(Dataset entries on figures)
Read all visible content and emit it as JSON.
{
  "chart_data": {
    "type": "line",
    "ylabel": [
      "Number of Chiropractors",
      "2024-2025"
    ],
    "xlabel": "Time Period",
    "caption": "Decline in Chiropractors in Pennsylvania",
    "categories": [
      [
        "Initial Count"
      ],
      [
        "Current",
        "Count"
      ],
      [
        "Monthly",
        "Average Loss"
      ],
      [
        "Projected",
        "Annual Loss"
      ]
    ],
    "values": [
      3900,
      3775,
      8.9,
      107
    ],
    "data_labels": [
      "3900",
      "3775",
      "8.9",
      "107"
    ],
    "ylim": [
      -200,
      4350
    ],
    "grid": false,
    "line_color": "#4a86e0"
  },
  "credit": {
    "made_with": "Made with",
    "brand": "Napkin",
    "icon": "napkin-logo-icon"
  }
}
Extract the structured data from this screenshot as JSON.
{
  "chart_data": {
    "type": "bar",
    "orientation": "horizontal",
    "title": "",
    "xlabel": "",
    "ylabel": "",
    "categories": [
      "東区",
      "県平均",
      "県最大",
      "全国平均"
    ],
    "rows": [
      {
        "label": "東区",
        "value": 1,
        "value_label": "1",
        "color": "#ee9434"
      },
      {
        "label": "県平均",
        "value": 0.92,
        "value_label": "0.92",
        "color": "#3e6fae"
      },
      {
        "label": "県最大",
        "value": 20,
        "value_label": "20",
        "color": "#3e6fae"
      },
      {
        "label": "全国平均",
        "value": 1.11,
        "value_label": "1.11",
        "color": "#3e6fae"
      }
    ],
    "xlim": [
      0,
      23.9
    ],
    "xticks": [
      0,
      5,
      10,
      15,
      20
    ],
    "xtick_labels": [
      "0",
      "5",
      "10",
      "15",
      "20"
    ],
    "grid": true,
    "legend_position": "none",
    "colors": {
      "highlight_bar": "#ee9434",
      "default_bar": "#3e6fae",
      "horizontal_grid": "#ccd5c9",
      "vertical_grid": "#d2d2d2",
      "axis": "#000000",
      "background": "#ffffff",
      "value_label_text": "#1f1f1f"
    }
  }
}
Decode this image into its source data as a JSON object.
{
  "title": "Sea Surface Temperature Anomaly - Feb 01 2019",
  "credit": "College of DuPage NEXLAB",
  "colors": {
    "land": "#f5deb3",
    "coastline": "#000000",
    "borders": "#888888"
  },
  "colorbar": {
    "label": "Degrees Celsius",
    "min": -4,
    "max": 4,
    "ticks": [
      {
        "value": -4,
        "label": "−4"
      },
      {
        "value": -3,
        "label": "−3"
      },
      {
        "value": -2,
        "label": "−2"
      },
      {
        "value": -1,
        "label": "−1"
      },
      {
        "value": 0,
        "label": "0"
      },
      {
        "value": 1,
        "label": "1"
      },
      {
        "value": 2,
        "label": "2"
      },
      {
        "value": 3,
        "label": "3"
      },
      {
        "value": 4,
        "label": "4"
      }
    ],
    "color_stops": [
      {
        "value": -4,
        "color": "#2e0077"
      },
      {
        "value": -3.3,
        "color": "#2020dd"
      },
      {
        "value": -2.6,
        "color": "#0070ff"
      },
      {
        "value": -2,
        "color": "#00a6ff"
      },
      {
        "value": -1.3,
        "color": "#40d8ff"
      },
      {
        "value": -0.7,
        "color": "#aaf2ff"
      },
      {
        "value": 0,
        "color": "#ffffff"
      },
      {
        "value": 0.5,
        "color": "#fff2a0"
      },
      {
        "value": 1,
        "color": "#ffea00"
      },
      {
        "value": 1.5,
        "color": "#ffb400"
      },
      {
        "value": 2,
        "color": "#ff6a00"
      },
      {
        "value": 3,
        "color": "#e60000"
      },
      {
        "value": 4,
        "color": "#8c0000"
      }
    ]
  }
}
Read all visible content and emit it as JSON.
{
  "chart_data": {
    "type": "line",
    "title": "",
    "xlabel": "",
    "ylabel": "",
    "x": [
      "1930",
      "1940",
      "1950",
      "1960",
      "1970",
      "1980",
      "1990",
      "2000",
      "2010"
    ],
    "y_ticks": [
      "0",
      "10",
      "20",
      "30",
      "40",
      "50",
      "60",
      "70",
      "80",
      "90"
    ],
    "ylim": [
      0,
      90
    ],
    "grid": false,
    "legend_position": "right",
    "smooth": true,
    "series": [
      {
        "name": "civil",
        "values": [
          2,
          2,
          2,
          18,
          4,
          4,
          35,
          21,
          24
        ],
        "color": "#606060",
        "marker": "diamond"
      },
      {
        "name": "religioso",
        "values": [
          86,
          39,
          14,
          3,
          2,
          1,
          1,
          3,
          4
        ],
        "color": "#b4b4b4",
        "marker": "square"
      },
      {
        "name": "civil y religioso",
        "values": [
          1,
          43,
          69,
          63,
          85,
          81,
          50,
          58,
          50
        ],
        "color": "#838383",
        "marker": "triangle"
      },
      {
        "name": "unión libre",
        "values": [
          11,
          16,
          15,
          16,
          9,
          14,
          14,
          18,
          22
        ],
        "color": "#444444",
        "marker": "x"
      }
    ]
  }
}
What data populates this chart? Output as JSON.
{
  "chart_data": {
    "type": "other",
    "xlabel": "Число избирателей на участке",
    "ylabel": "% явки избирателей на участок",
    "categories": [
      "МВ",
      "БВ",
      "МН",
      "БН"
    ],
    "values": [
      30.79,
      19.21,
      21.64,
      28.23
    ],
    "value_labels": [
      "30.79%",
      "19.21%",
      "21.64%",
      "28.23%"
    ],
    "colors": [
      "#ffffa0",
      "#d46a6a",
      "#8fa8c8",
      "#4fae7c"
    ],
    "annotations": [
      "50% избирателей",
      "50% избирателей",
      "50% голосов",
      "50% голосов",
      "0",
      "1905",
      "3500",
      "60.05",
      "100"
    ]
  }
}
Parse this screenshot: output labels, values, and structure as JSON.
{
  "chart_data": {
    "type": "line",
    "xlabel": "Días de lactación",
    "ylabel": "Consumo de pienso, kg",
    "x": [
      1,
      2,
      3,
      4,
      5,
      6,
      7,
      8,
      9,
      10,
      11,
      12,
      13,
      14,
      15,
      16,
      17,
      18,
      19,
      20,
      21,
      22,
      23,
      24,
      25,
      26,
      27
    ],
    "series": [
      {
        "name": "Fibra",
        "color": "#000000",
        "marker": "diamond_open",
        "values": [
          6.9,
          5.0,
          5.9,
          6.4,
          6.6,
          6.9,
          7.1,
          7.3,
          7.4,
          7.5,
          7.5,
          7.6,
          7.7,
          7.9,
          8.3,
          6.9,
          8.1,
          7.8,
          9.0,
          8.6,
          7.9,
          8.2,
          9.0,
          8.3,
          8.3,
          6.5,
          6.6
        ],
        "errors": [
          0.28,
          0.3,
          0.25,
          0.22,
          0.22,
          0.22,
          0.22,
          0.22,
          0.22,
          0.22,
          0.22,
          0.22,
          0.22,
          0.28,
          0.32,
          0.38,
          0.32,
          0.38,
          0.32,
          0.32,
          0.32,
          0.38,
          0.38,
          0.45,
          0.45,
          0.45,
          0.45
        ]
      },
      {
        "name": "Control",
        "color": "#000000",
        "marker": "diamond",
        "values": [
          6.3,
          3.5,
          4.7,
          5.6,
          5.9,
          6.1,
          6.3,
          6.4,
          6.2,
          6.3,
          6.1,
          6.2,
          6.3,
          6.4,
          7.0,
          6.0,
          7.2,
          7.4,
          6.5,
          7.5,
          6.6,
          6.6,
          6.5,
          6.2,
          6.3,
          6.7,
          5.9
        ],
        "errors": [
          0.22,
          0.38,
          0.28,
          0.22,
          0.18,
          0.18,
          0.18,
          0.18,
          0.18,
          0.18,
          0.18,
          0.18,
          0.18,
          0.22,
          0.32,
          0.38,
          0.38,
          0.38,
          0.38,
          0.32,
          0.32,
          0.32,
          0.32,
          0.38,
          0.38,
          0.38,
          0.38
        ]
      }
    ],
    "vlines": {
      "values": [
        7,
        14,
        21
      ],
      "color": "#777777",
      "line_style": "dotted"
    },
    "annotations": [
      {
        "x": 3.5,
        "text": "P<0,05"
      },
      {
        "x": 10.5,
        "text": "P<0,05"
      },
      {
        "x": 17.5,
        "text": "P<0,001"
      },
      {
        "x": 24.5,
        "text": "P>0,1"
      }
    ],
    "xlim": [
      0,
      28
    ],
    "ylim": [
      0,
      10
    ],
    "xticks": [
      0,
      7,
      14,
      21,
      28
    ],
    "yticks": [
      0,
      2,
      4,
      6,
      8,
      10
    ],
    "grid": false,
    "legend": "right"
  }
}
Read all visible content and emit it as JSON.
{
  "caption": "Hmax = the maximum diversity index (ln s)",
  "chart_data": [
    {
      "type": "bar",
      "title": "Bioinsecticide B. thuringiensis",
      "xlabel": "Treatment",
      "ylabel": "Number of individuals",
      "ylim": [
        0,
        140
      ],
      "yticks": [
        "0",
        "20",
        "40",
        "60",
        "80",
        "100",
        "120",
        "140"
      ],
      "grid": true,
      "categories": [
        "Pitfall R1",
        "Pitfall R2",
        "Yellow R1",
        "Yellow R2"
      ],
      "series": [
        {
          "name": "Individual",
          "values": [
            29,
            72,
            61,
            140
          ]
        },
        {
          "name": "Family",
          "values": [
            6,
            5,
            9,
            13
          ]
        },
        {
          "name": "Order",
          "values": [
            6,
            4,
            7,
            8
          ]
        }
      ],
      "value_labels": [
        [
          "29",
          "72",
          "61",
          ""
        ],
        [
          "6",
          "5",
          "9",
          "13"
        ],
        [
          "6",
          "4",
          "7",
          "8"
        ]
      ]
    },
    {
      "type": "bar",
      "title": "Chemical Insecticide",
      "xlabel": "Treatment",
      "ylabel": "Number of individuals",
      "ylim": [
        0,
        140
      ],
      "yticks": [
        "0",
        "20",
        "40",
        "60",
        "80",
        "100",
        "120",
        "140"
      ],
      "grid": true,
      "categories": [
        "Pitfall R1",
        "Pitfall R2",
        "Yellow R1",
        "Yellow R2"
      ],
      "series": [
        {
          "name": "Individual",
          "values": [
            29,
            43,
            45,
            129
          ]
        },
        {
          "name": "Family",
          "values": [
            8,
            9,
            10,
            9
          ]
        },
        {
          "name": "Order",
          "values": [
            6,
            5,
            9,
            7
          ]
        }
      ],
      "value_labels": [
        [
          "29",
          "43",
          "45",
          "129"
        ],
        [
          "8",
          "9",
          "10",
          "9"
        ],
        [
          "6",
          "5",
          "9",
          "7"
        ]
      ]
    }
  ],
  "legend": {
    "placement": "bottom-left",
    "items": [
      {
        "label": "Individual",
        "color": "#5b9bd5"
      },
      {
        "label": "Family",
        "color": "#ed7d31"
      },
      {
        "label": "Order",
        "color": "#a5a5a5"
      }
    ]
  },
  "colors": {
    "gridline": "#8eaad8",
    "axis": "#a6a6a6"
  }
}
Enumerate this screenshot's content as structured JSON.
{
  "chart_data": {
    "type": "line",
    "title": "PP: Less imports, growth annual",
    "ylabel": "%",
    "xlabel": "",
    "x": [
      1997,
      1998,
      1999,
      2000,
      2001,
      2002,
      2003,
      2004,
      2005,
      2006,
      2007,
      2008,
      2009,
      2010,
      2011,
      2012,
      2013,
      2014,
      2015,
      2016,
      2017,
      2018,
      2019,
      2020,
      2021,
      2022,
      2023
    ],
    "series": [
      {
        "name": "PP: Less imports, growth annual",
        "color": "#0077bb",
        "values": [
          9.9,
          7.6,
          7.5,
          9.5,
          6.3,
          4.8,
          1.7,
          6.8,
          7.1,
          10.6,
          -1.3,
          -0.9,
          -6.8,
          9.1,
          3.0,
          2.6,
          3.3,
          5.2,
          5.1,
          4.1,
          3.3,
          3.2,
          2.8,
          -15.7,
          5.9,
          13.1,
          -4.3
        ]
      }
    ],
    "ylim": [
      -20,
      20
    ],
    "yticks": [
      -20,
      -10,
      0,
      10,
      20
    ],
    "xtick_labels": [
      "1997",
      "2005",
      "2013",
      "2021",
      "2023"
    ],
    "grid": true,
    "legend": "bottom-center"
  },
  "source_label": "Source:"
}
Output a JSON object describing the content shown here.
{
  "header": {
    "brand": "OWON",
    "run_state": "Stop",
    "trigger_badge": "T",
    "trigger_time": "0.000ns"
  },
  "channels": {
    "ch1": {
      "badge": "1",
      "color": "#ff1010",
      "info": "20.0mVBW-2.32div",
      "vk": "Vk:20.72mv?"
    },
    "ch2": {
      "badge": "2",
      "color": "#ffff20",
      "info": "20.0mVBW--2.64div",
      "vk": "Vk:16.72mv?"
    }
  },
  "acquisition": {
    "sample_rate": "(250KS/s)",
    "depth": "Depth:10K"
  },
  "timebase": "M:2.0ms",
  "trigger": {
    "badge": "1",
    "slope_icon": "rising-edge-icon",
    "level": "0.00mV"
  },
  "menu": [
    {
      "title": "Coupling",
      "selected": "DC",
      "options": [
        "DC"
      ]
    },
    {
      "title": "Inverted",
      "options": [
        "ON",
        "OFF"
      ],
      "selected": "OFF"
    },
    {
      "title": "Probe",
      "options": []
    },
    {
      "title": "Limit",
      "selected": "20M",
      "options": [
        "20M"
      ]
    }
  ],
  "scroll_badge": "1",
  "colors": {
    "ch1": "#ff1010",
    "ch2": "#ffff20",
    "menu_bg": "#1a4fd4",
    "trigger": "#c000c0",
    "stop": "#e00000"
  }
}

◆ CHALLENGE
Find all lines where the word "right" appears. Copy them.

◆ WRITTEN SOLUTION
    "legend_position": "right",
    "legend": "right"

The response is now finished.